*TASK PROMPT*. In full and without alteration, give the listing again.

*RECORDED INFORMATION*.
== == ==

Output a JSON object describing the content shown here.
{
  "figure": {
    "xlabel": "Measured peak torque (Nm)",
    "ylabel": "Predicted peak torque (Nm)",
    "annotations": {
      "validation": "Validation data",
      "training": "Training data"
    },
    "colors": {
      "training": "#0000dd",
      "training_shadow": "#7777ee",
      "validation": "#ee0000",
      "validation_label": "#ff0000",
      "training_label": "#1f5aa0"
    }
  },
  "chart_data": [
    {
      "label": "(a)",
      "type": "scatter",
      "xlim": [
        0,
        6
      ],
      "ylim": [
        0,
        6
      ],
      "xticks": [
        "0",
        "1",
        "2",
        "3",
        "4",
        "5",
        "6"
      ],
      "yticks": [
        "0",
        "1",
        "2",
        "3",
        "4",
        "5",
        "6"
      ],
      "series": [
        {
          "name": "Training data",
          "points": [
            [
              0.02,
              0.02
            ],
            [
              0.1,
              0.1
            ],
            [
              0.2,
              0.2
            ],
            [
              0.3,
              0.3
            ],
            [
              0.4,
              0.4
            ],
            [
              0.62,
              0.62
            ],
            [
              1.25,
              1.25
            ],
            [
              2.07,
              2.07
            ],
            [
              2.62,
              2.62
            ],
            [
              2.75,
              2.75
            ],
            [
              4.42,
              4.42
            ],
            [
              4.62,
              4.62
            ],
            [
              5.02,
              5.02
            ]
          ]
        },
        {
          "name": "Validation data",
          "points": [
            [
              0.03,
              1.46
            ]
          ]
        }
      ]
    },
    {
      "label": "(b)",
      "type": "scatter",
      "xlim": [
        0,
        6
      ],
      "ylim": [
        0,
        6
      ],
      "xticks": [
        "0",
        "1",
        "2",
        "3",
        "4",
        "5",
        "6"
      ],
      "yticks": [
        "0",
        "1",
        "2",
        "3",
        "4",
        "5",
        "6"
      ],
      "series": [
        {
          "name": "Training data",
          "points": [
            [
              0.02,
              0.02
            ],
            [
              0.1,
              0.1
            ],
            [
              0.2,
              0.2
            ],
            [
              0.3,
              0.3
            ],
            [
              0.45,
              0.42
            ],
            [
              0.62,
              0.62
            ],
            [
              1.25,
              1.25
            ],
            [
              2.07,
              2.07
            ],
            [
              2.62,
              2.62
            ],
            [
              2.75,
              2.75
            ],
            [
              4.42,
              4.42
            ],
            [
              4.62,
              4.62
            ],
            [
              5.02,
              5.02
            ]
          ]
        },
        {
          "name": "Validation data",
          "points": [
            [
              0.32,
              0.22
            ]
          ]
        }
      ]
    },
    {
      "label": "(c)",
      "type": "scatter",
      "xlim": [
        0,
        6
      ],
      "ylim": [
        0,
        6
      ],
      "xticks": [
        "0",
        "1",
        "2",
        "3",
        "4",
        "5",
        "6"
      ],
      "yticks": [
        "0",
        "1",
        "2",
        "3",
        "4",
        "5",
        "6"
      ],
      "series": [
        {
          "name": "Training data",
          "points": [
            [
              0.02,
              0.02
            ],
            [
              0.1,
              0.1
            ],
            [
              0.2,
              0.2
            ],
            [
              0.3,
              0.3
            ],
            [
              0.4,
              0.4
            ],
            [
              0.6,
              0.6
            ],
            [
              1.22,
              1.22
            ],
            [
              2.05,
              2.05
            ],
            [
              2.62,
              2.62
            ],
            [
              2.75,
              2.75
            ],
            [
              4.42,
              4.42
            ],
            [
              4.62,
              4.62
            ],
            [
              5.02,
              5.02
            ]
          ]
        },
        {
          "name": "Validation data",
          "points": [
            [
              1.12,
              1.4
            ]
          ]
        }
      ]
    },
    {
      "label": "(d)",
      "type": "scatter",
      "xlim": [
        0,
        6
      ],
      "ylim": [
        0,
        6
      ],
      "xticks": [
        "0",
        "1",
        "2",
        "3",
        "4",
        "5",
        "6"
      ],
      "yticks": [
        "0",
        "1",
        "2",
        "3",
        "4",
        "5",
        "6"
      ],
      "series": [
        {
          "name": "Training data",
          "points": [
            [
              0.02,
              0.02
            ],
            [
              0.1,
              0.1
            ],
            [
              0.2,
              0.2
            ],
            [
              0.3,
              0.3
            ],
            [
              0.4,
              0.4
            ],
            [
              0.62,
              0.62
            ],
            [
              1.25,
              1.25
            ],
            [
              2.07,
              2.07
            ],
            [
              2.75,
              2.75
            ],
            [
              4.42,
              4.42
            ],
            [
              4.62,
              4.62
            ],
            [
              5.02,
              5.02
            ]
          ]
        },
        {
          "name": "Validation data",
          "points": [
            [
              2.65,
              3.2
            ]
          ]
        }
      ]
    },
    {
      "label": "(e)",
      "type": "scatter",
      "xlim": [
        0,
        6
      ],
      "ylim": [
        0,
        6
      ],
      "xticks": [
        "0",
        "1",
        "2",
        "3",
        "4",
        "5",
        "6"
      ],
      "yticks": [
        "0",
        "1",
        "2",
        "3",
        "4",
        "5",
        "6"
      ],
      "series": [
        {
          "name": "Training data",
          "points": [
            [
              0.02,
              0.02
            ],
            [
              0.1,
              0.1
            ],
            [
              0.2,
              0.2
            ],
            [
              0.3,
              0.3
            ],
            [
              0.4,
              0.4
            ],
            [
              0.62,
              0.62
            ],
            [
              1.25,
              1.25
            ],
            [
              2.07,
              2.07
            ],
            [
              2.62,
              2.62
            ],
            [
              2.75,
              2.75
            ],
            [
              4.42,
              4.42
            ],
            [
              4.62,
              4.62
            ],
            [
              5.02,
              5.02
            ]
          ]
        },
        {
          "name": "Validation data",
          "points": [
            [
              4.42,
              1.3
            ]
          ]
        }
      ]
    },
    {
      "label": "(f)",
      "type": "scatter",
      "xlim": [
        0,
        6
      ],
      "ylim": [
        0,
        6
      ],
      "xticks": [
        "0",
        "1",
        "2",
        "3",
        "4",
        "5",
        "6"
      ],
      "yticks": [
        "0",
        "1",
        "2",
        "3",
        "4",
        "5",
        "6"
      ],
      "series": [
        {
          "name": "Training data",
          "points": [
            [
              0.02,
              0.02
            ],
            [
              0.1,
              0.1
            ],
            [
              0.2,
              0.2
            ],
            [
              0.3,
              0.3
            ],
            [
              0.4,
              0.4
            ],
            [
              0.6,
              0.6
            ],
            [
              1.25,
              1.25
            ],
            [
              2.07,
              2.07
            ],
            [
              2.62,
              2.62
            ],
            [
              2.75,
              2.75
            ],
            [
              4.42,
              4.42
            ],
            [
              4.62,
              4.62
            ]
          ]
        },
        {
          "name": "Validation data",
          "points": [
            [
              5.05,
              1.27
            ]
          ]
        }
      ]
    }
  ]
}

== == ==

*FINAL ANSWER*.
Output a JSON object describing the content shown here.
{
  "figure": {
    "xlabel": "Measured peak torque (Nm)",
    "ylabel": "Predicted peak torque (Nm)",
    "annotations": {
      "validation": "Validation data",
      "training": "Training data"
    },
    "colors": {
      "training": "#0000dd",
      "training_shadow": "#7777ee",
      "validation": "#ee0000",
      "validation_label": "#ff0000",
      "training_label": "#1f5aa0"
    }
  },
  "chart_data": [
    {
      "label": "(a)",
      "type": "scatter",
      "xlim": [
        0,
        6
      ],
      "ylim": [
        0,
        6
      ],
      "xticks": [
        "0",
        "1",
        "2",
        "3",
        "4",
        "5",
        "6"
      ],
      "yticks": [
        "0",
        "1",
        "2",
        "3",
        "4",
        "5",
        "6"
      ],
      "series": [
        {
          "name": "Training data",
          "points": [
            [
              0.02,
              0.02
            ],
            [
              0.1,
              0.1
            ],
            [
              0.2,
              0.2
            ],
            [
              0.3,
              0.3
            ],
            [
              0.4,
              0.4
            ],
            [
              0.62,
              0.62
            ],
            [
              1.25,
              1.25
            ],
            [
              2.07,
              2.07
            ],
            [
              2.62,
              2.62
            ],
            [
              2.75,
              2.75
            ],
            [
              4.42,
              4.42
            ],
            [
              4.62,
              4.62
            ],
            [
              5.02,
              5.02
            ]
          ]
        },
        {
          "name": "Validation data",
          "points": [
            [
              0.03,
              1.46
            ]
          ]
        }
      ]
    },
    {
      "label": "(b)",
      "type": "scatter",
      "xlim": [
        0,
        6
      ],
      "ylim": [
        0,
        6
      ],
      "xticks": [
        "0",
        "1",
        "2",
        "3",
        "4",
        "5",
        "6"
      ],
      "yticks": [
        "0",
        "1",
        "2",
        "3",
        "4",
        "5",
        "6"
      ],
      "series": [
        {
          "name": "Training data",
          "points": [
            [
              0.02,
              0.02
            ],
            [
              0.1,
              0.1
            ],
            [
              0.2,
              0.2
            ],
            [
              0.3,
              0.3
            ],
            [
              0.45,
              0.42
            ],
            [
              0.62,
              0.62
            ],
            [
              1.25,
              1.25
            ],
            [
              2.07,
              2.07
            ],
            [
              2.62,
              2.62
            ],
            [
              2.75,
              2.75
            ],
            [
              4.42,
              4.42
            ],
            [
              4.62,
              4.62
            ],
            [
              5.02,
              5.02
            ]
          ]
        },
        {
          "name": "Validation data",
          "points": [
            [
              0.32,
              0.22
            ]
          ]
        }
      ]
    },
    {
      "label": "(c)",
      "type": "scatter",
      "xlim": [
        0,
        6
      ],
      "ylim": [
        0,
        6
      ],
      "xticks": [
        "0",
        "1",
        "2",
        "3",
        "4",
        "5",
        "6"
      ],
      "yticks": [
        "0",
        "1",
        "2",
        "3",
        "4",
        "5",
        "6"
      ],
      "series": [
        {
          "name": "Training data",
          "points": [
            [
              0.02,
              0.02
            ],
            [
              0.1,
              0.1
            ],
            [
              0.2,
              0.2
            ],
            [
              0.3,
              0.3
            ],
            [
              0.4,
              0.4
            ],
            [
              0.6,
              0.6
            ],
            [
              1.22,
              1.22
            ],
            [
              2.05,
              2.05
            ],
            [
              2.62,
              2.62
            ],
            [
              2.75,
              2.75
            ],
            [
              4.42,
              4.42
            ],
            [
              4.62,
              4.62
            ],
            [
              5.02,
              5.02
            ]
          ]
        },
        {
          "name": "Validation data",
          "points": [
            [
              1.12,
              1.4
            ]
          ]
        }
      ]
    },
    {
      "label": "(d)",
      "type": "scatter",
      "xlim": [
        0,
        6
      ],
      "ylim": [
        0,
        6
      ],
      "xticks": [
        "0",
        "1",
        "2",
        "3",
        "4",
        "5",
        "6"
      ],
      "yticks": [
        "0",
        "1",
        "2",
        "3",
        "4",
        "5",
        "6"
      ],
      "series": [
        {
          "name": "Training data",
          "points": [
            [
              0.02,
              0.02
            ],
            [
              0.1,
              0.1
            ],
            [
              0.2,
              0.2
            ],
            [
              0.3,
              0.3
            ],
            [
              0.4,
              0.4
            ],
            [
              0.62,
              0.62
            ],
            [
              1.25,
              1.25
            ],
            [
              2.07,
              2.07
            ],
            [
              2.75,
              2.75
            ],
            [
              4.42,
              4.42
            ],
            [
              4.62,
              4.62
            ],
            [
              5.02,
              5.02
            ]
          ]
        },
        {
          "name": "Validation data",
          "points": [
            [
              2.65,
              3.2
            ]
          ]
        }
      ]
    },
    {
      "label": "(e)",
      "type": "scatter",
      "xlim": [
        0,
        6
      ],
      "ylim": [
        0,
        6
      ],
      "xticks": [
        "0",
        "1",
        "2",
        "3",
        "4",
        "5",
        "6"
      ],
      "yticks": [
        "0",
        "1",
        "2",
        "3",
        "4",
        "5",
        "6"
      ],
      "series": [
        {
          "name": "Training data",
          "points": [
            [
              0.02,
              0.02
            ],
            [
              0.1,
              0.1
            ],
            [
              0.2,
              0.2
            ],
            [
              0.3,
              0.3
            ],
            [
              0.4,
              0.4
            ],
            [
              0.62,
              0.62
            ],
            [
              1.25,
              1.25
            ],
            [
              2.07,
              2.07
            ],
            [
              2.62,
              2.62
            ],
            [
              2.75,
              2.75
            ],
            [
              4.42,
              4.42
            ],
            [
              4.62,
              4.62
            ],
            [
              5.02,
              5.02
            ]
          ]
        },
        {
          "name": "Validation data",
          "points": [
            [
              4.42,
              1.3
            ]
          ]
        }
      ]
    },
    {
      "label": "(f)",
      "type": "scatter",
      "xlim": [
        0,
        6
      ],
      "ylim": [
        0,
        6
      ],
      "xticks": [
        "0",
        "1",
        "2",
        "3",
        "4",
        "5",
        "6"
      ],
      "yticks": [
        "0",
        "1",
        "2",
        "3",
        "4",
        "5",
        "6"
      ],
      "series": [
        {
          "name": "Training data",
          "points": [
            [
              0.02,
              0.02
            ],
            [
              0.1,
              0.1
            ],
            [
              0.2,
              0.2
            ],
            [
              0.3,
              0.3
            ],
            [
              0.4,
              0.4
            ],
            [
              0.6,
              0.6
            ],
            [
              1.25,
              1.25
            ],
            [
              2.07,
              2.07
            ],
            [
              2.62,
              2.62
            ],
            [
              2.75,
              2.75
            ],
            [
              4.42,
              4.42
            ],
            [
              4.62,
              4.62
            ]
          ]
        },
        {
          "name": "Validation data",
          "points": [
            [
              5.05,
              1.27
            ]
          ]
        }
      ]
    }
  ]
}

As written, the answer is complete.